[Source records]
::::

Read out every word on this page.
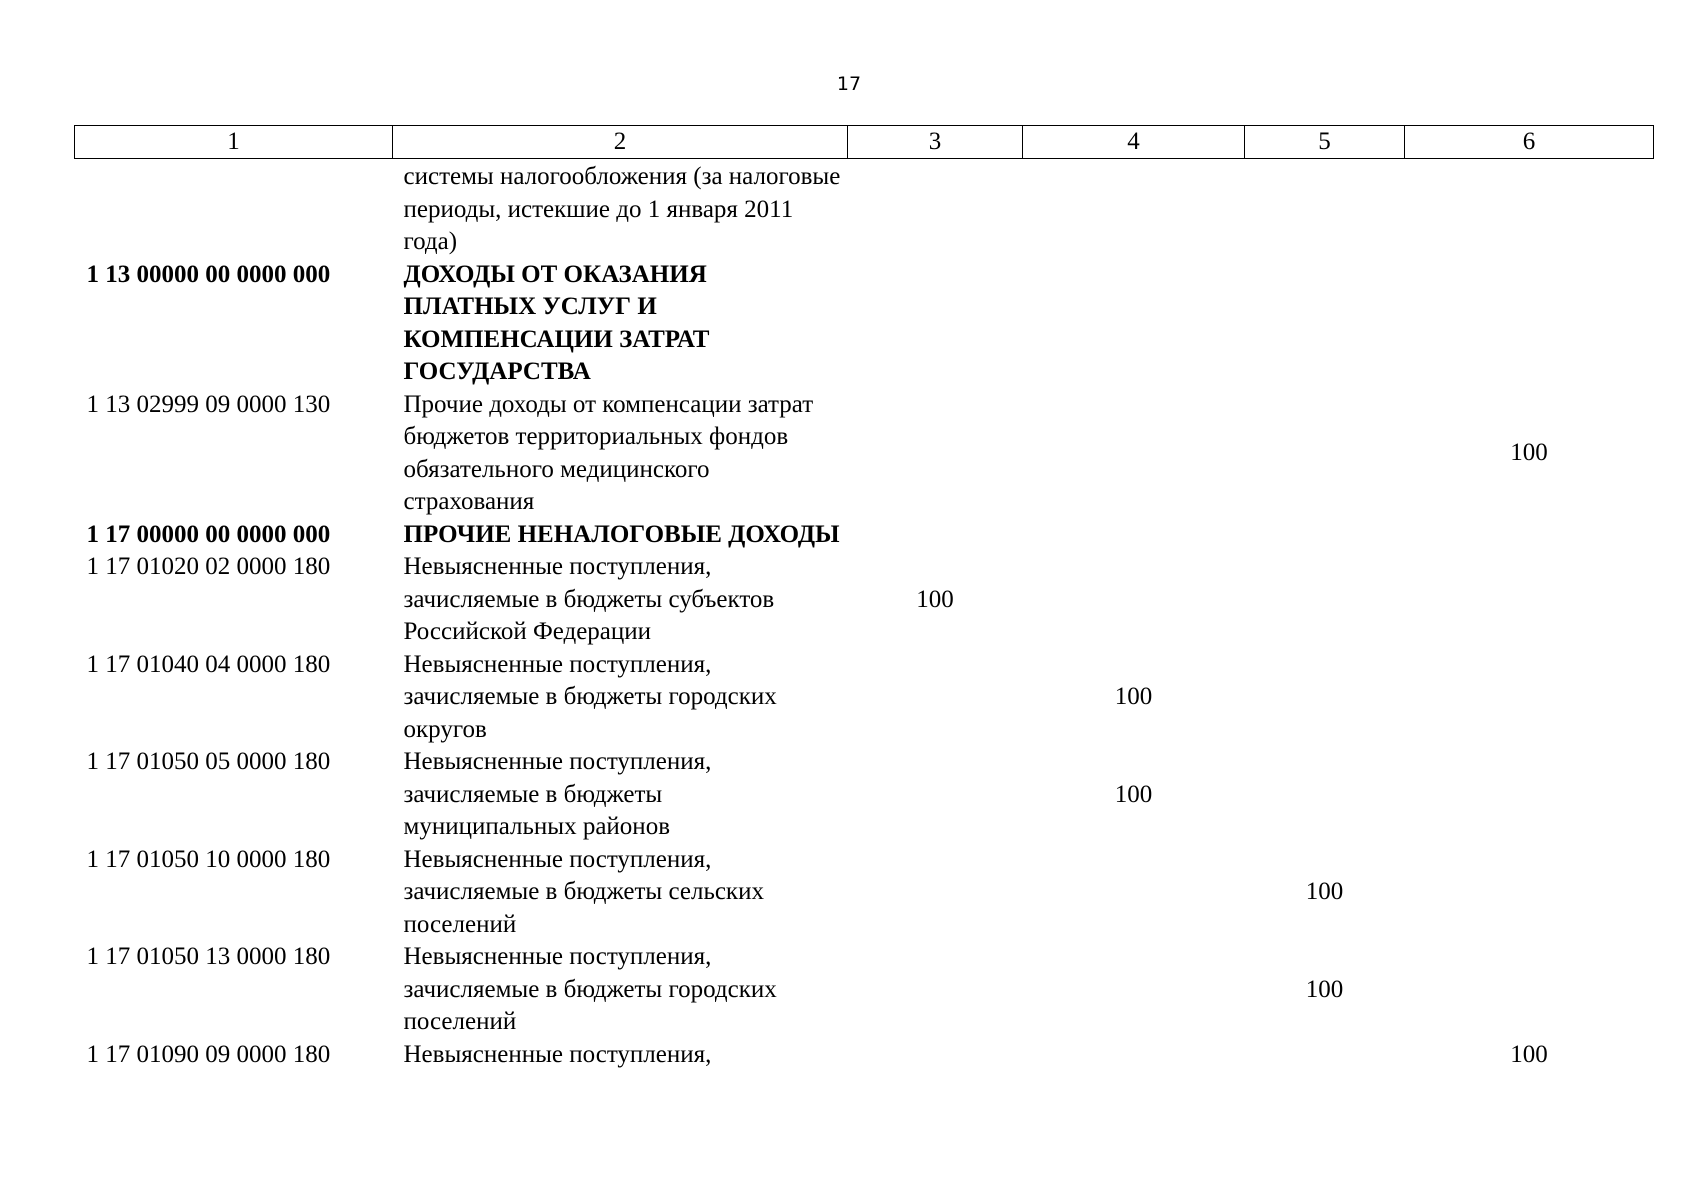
17
1	2	3	4	5	6
	системы налогообложения (за налоговые периоды, истекшие до 1 января 2011 года)				
1 13 00000 00 0000 000	ДОХОДЫ ОТ ОКАЗАНИЯ ПЛАТНЫХ УСЛУГ И КОМПЕНСАЦИИ ЗАТРАТ ГОСУДАРСТВА				
1 13 02999 09 0000 130	Прочие доходы от компенсации затрат бюджетов территориальных фондов обязательного медицинского страхования				100
1 17 00000 00 0000 000	ПРОЧИЕ НЕНАЛОГОВЫЕ ДОХОДЫ				
1 17 01020 02 0000 180	Невыясненные поступления, зачисляемые в бюджеты субъектов Российской Федерации	100			
1 17 01040 04 0000 180	Невыясненные поступления, зачисляемые в бюджеты городских округов		100		
1 17 01050 05 0000 180	Невыясненные поступления, зачисляемые в бюджеты муниципальных районов		100		
1 17 01050 10 0000 180	Невыясненные поступления, зачисляемые в бюджеты сельских поселений			100	
1 17 01050 13 0000 180	Невыясненные поступления, зачисляемые в бюджеты городских поселений			100	
1 17 01090 09 0000 180	Невыясненные поступления,				100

::::

● DIRECTIVE: Transcribe the listing in full. Omit the pictures and keep every line exact.

● CORRECT OUTPUT:
Read out every word on this page.
17
1	2	3	4	5	6
	системы налогообложения (за налоговые периоды, истекшие до 1 января 2011 года)				
1 13 00000 00 0000 000	ДОХОДЫ ОТ ОКАЗАНИЯ ПЛАТНЫХ УСЛУГ И КОМПЕНСАЦИИ ЗАТРАТ ГОСУДАРСТВА				
1 13 02999 09 0000 130	Прочие доходы от компенсации затрат бюджетов территориальных фондов обязательного медицинского страхования				100
1 17 00000 00 0000 000	ПРОЧИЕ НЕНАЛОГОВЫЕ ДОХОДЫ				
1 17 01020 02 0000 180	Невыясненные поступления, зачисляемые в бюджеты субъектов Российской Федерации	100			
1 17 01040 04 0000 180	Невыясненные поступления, зачисляемые в бюджеты городских округов		100		
1 17 01050 05 0000 180	Невыясненные поступления, зачисляемые в бюджеты муниципальных районов		100		
1 17 01050 10 0000 180	Невыясненные поступления, зачисляемые в бюджеты сельских поселений			100	
1 17 01050 13 0000 180	Невыясненные поступления, зачисляемые в бюджеты городских поселений			100	
1 17 01090 09 0000 180	Невыясненные поступления,				100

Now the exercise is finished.